[The problem]
Return all lines with the word "半期考试" in them.

Entries from a dataset:

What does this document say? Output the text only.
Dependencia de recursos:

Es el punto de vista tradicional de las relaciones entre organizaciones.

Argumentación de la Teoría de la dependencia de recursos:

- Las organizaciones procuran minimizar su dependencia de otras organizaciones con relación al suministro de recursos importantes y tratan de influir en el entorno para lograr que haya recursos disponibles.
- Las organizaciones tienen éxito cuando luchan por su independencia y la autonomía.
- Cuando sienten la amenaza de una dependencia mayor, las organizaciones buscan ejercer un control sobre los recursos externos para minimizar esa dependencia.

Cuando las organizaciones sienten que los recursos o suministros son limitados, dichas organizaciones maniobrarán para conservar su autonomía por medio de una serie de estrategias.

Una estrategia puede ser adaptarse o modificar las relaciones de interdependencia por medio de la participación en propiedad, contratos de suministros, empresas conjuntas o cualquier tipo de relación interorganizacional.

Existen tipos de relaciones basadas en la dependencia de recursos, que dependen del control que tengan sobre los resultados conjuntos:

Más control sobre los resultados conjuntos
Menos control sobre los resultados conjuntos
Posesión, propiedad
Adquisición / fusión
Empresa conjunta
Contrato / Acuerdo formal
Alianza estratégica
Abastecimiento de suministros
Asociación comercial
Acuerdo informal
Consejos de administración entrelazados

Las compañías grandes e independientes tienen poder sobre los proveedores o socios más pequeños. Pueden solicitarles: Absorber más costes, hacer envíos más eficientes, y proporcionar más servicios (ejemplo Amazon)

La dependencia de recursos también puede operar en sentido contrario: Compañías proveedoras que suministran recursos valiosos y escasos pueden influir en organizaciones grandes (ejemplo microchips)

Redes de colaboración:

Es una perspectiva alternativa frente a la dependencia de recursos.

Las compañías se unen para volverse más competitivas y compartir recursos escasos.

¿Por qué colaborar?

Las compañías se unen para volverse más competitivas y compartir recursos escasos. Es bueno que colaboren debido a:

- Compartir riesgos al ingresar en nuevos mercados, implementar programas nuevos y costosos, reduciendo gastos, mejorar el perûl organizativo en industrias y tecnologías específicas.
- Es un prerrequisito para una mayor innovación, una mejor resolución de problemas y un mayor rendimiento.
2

--

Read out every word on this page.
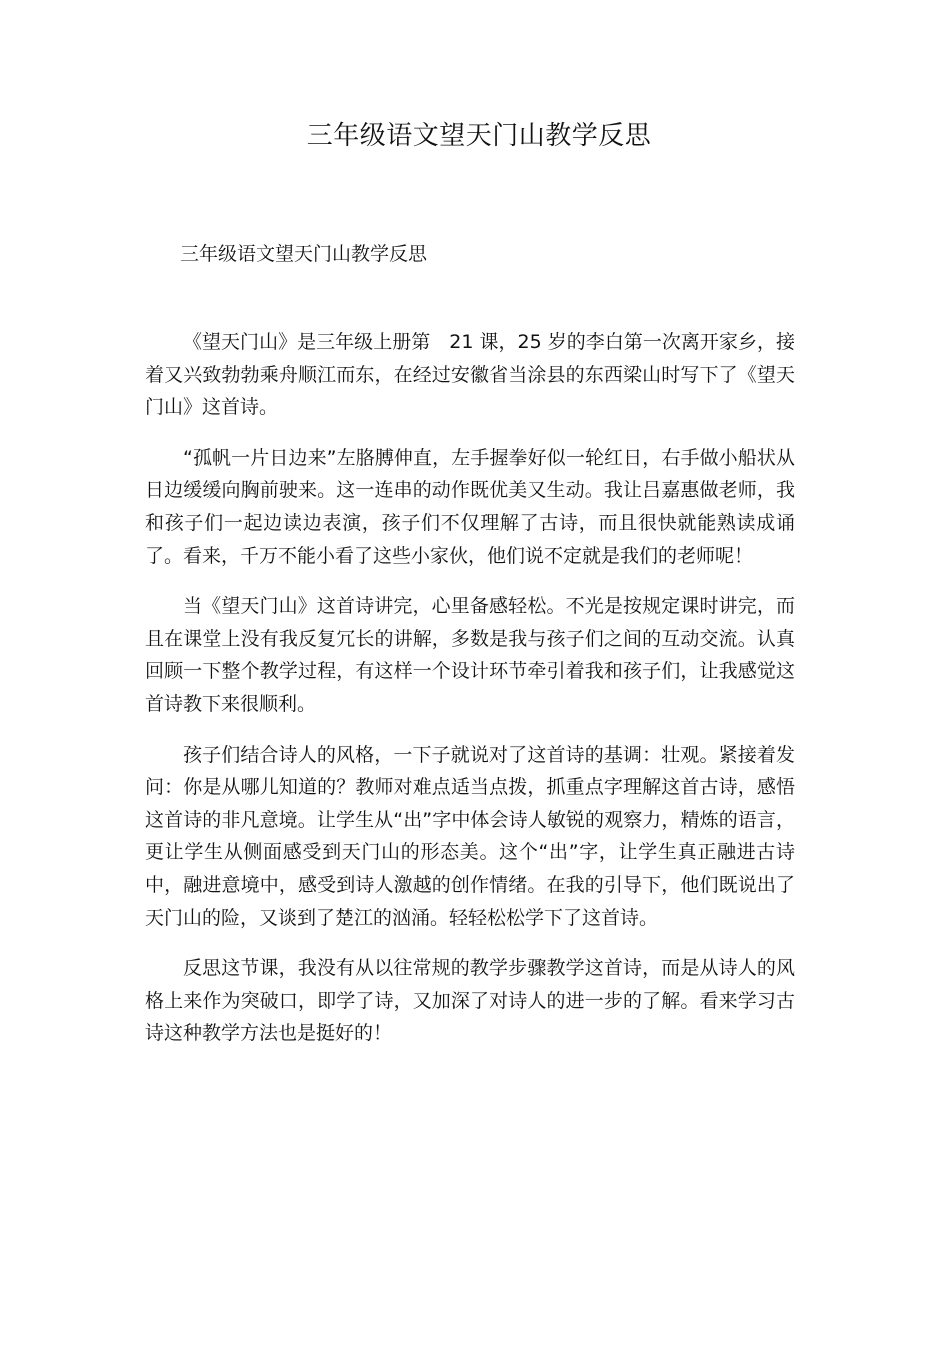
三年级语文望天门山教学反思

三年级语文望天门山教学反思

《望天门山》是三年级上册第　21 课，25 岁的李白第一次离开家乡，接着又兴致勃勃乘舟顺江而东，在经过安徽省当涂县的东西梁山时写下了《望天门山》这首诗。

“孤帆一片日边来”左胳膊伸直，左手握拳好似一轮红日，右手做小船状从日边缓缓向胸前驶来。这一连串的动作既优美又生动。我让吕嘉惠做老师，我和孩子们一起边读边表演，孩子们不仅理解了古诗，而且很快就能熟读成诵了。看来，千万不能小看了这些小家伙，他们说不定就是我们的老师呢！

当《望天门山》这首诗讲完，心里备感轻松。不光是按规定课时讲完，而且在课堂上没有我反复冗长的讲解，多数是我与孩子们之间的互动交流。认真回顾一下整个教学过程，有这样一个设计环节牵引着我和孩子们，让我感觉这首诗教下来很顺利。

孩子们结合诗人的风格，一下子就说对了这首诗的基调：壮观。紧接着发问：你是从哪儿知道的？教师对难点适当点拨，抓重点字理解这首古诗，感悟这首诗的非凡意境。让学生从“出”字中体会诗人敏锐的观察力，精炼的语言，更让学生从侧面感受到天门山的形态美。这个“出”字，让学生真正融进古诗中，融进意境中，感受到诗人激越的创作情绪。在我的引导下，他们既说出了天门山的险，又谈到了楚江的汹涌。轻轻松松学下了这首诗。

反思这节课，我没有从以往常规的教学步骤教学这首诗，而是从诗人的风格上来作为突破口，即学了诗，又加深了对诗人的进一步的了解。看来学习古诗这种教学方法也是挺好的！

==

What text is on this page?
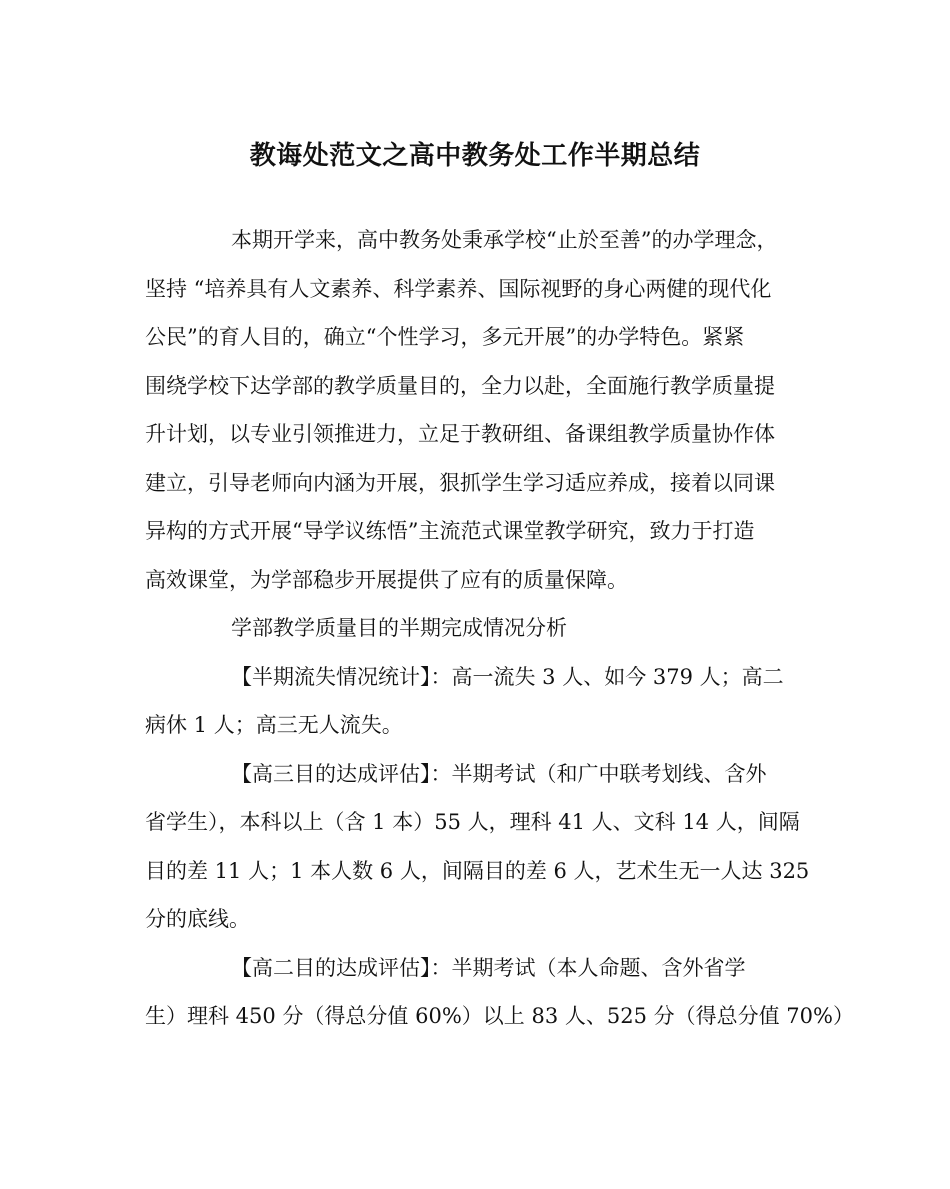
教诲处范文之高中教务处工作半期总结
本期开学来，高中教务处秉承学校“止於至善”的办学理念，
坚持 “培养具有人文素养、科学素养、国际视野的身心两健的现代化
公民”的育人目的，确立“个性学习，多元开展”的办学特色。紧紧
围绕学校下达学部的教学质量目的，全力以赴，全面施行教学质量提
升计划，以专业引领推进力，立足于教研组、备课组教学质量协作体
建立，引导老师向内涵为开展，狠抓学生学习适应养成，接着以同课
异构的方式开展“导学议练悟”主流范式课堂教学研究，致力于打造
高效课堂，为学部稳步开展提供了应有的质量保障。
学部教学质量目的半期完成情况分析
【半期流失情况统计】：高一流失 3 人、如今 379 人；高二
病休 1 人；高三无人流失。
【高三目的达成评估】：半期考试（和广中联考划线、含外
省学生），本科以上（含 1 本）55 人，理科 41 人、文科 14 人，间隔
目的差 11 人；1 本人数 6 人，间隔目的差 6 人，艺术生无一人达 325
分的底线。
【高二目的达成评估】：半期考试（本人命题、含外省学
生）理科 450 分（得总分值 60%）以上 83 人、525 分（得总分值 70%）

[Full output]
【高三目的达成评估】：半期考试（和广中联考划线、含外
【高二目的达成评估】：半期考试（本人命题、含外省学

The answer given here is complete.